§ **TASK**
Take every line from the material that has the word "dimension" in it.

──────

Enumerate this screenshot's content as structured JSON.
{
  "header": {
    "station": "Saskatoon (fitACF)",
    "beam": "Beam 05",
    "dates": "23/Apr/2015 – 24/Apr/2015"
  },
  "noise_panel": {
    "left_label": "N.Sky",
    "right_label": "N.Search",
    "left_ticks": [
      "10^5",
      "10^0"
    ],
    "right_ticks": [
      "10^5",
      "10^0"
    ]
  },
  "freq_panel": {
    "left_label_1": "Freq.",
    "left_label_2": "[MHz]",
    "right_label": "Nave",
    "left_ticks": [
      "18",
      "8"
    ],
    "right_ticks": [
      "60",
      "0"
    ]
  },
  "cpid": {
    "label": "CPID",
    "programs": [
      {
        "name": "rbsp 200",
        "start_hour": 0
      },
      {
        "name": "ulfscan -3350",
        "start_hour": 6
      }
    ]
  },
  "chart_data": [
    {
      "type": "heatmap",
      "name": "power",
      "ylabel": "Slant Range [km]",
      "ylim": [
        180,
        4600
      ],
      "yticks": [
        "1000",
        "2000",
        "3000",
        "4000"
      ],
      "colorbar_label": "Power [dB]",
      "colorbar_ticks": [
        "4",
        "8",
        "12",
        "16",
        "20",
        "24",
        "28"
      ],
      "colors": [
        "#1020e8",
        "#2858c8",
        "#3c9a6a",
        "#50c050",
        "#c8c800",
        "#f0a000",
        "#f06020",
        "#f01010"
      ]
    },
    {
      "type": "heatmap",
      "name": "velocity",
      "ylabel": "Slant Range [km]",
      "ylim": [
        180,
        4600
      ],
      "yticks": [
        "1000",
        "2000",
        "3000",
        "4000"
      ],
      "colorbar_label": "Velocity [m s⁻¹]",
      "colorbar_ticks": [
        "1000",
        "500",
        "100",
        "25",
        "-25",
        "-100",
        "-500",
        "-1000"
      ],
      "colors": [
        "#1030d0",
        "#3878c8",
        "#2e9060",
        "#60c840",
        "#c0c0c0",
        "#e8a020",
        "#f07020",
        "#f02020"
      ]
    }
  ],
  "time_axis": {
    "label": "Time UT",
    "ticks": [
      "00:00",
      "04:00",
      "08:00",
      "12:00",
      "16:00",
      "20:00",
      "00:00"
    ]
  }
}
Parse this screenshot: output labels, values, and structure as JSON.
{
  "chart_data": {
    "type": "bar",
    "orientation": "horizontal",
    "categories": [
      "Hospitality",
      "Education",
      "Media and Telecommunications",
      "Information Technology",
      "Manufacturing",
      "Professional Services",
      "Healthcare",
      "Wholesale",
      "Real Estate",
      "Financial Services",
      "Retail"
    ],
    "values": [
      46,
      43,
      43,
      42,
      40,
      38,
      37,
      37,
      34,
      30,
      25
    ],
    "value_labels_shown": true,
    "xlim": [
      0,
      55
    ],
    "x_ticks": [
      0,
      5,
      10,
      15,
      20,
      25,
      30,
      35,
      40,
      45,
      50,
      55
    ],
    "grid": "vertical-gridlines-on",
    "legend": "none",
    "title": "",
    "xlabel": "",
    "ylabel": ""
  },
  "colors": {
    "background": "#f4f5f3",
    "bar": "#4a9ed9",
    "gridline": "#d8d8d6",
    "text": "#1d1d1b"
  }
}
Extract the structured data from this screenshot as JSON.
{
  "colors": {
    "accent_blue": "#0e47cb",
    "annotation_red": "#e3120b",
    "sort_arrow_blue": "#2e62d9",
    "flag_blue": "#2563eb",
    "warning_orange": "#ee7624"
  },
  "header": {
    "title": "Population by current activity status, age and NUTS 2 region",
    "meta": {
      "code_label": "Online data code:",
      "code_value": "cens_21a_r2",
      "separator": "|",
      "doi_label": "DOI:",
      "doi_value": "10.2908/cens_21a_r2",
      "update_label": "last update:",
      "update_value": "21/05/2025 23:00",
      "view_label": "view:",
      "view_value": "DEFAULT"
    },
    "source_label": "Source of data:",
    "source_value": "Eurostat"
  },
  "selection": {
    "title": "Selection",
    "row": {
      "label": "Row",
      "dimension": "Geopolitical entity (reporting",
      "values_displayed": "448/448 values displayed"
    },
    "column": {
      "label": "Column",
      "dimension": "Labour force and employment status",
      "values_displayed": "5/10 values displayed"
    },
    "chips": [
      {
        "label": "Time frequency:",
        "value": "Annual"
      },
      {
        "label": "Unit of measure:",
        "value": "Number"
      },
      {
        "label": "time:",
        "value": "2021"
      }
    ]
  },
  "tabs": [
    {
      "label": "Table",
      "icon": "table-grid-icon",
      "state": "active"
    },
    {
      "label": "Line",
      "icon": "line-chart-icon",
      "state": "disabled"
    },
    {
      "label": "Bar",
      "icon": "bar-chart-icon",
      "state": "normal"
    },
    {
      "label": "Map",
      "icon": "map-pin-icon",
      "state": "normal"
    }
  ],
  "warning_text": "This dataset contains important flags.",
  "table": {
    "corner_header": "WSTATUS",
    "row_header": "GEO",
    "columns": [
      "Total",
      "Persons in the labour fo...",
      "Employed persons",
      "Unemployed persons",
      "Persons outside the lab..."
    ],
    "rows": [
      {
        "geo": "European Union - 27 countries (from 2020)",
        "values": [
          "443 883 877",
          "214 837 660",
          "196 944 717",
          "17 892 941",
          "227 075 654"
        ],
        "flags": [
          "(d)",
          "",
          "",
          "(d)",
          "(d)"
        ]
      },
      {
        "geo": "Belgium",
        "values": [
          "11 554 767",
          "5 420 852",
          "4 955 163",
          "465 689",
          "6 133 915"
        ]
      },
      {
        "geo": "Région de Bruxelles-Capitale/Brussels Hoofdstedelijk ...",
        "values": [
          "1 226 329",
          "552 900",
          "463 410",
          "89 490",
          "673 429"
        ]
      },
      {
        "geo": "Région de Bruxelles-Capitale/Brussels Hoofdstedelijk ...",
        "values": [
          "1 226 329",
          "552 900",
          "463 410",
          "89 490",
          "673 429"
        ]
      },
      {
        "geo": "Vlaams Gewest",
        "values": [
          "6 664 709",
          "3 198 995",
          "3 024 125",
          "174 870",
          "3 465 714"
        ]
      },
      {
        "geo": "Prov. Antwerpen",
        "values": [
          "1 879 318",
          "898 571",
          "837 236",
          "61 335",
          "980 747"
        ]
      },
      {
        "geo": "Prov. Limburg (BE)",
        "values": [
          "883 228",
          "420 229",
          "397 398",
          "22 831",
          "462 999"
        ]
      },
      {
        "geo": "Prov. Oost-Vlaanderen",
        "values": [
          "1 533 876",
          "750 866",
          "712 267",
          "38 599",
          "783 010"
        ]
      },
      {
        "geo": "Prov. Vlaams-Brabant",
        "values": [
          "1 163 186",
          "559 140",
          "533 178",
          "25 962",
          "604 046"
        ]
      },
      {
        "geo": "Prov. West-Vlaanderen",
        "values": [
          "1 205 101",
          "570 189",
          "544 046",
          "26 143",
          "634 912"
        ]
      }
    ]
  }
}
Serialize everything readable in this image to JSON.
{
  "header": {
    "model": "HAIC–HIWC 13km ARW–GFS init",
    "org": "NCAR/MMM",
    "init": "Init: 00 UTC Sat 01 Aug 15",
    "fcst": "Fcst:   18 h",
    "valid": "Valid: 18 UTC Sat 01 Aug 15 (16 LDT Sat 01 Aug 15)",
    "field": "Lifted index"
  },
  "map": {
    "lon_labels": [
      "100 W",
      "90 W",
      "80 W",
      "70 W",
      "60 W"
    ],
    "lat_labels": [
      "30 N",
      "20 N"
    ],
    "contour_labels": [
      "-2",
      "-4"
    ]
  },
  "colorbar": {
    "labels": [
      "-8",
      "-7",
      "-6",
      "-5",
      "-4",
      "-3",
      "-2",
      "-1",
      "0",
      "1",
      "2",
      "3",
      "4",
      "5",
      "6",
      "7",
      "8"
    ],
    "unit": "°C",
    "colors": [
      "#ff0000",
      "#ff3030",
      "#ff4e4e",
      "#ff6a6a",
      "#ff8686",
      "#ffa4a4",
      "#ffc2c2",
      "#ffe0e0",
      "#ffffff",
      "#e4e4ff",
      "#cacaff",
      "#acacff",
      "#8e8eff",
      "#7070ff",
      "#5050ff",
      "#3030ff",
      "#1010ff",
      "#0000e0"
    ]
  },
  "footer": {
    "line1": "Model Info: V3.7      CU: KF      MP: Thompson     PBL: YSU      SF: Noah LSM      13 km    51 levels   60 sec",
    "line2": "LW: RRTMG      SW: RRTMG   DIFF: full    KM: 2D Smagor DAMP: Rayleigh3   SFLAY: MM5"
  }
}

──────

§ **EXPECTED OUTPUT**
      "dimension": "Geopolitical entity (reporting",
      "dimension": "Labour force and employment status",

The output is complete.